## List of tasks
• a. For the warrant excerpt, list each variable in the cashless exercise formula together with what it stands for.
• b. Render as a numbered list the rows starting at the first of the rows and ending at the row that contains "card-title: 減碳成果可衡量，可持續績效可展示 <box>689", leaving out any blank lines.

== Document

For purposes of the foregoing formula:

 

A= 

 

the total number of shares with respect to which this Warrant is then being exercised.

 

 

B= 

 

the arithmetic average of the Closing Sale Prices of the shares of Common Stock for the five (5) consecutive Trading Days ending on the date immediately preceding the date of the Exercise Notice.

 

 

C= 

 

the Exercise Price then in effect for the applicable Warrant Shares at the time of such exercise.

               (e)  Rule 144 . For purposes of Rule 144(d) promulgated under the Securities Act, as in effect on the date hereof, assuming the Holder is not an affiliate of the Company, it is intended that the Warrant Shares issued in a Cashless Exercise shall be deemed to have been acquired by the Holder, and the holding period for the Warrant Shares shall be deemed to have commenced, on the date this Warrant was originally issued pursuant to the Subscription Agreement.

====
== Records for processing

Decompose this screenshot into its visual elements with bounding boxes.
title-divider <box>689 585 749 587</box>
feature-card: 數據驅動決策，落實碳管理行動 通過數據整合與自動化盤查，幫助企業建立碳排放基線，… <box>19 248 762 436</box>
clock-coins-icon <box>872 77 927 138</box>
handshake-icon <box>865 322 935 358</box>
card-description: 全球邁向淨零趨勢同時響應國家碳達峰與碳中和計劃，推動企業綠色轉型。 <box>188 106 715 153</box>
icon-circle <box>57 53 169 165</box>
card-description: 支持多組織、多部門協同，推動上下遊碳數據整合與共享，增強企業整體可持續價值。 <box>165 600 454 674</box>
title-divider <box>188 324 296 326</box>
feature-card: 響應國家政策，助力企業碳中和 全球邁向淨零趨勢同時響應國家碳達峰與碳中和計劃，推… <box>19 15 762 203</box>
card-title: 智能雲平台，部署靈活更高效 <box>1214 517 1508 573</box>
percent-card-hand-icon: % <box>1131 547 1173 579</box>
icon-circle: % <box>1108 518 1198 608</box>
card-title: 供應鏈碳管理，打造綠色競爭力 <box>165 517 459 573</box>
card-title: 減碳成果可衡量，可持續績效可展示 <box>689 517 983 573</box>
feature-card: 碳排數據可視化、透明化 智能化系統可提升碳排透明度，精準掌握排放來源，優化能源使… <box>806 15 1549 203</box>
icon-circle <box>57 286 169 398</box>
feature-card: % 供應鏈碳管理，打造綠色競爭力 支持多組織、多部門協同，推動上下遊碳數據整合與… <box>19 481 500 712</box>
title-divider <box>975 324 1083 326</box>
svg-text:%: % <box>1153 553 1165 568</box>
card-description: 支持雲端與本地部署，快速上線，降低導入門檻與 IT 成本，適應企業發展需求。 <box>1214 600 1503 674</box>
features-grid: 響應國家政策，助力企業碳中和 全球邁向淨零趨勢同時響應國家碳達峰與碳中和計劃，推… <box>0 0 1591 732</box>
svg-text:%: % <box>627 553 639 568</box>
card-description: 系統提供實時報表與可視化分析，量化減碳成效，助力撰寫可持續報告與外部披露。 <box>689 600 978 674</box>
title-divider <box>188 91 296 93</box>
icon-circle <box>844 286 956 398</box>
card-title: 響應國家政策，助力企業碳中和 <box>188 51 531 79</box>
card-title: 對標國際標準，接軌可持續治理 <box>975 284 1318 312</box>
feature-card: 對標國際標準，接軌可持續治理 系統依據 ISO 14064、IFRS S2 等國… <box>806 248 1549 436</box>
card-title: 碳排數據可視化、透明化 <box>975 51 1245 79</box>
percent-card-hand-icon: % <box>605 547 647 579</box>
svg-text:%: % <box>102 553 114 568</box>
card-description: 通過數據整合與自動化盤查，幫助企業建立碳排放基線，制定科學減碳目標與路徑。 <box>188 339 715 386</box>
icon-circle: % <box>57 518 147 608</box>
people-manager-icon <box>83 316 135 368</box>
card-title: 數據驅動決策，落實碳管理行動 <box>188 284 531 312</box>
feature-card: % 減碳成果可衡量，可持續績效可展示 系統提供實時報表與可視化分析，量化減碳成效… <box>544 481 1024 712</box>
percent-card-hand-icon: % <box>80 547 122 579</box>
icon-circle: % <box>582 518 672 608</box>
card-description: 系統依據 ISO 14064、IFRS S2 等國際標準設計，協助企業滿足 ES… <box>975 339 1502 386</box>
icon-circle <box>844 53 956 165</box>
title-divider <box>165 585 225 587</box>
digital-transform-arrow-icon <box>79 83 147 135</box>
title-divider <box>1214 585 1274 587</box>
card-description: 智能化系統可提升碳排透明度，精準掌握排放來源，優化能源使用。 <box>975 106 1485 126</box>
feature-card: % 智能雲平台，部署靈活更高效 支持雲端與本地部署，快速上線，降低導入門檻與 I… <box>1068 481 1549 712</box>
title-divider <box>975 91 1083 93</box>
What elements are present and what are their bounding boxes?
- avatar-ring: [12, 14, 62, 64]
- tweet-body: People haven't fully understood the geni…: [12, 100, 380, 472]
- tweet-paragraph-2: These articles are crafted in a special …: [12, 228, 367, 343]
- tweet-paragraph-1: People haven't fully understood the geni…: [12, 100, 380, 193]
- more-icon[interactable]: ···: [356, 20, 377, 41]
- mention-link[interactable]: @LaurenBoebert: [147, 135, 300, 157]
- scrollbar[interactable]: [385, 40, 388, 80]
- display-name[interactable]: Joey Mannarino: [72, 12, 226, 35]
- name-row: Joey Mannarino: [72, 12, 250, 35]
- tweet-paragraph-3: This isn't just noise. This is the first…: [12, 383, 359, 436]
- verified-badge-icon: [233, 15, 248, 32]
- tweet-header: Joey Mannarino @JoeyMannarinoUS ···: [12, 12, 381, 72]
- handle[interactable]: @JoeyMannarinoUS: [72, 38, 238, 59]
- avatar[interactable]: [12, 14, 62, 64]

====

## Answers by task
• a.
A: the total number of shares with respect to which this Warrant is then being exercised.
B: the arithmetic average of the Closing Sale Prices of the shares of Common Stock for the five (5) consecutive Trading Days ending on the date immediately preceding the date of the Exercise Notice.
C: the Exercise Price then in effect for the applicable Warrant Shares at the time of such exercise.

• b.
1. Decompose this screenshot into its visual elements with bounding boxes.
2. title-divider <box>689 585 749 587</box>
3. feature-card: 數據驅動決策，落實碳管理行動 通過數據整合與自動化盤查，幫助企業建立碳排放基線，… <box>19 248 762 436</box>
4. clock-coins-icon <box>872 77 927 138</box>
5. handshake-icon <box>865 322 935 358</box>
6. card-description: 全球邁向淨零趨勢同時響應國家碳達峰與碳中和計劃，推動企業綠色轉型。 <box>188 106 715 153</box>
7. icon-circle <box>57 53 169 165</box>
8. card-description: 支持多組織、多部門協同，推動上下遊碳數據整合與共享，增強企業整體可持續價值。 <box>165 600 454 674</box>
9. title-divider <box>188 324 296 326</box>
10. feature-card: 響應國家政策，助力企業碳中和 全球邁向淨零趨勢同時響應國家碳達峰與碳中和計劃，推… <box>19 15 762 203</box>
11. card-title: 智能雲平台，部署靈活更高效 <box>1214 517 1508 573</box>
12. percent-card-hand-icon: % <box>1131 547 1173 579</box>
13. icon-circle: % <box>1108 518 1198 608</box>
14. card-title: 供應鏈碳管理，打造綠色競爭力 <box>165 517 459 573</box>
15. card-title: 減碳成果可衡量，可持續績效可展示 <box>689 517 983 573</box>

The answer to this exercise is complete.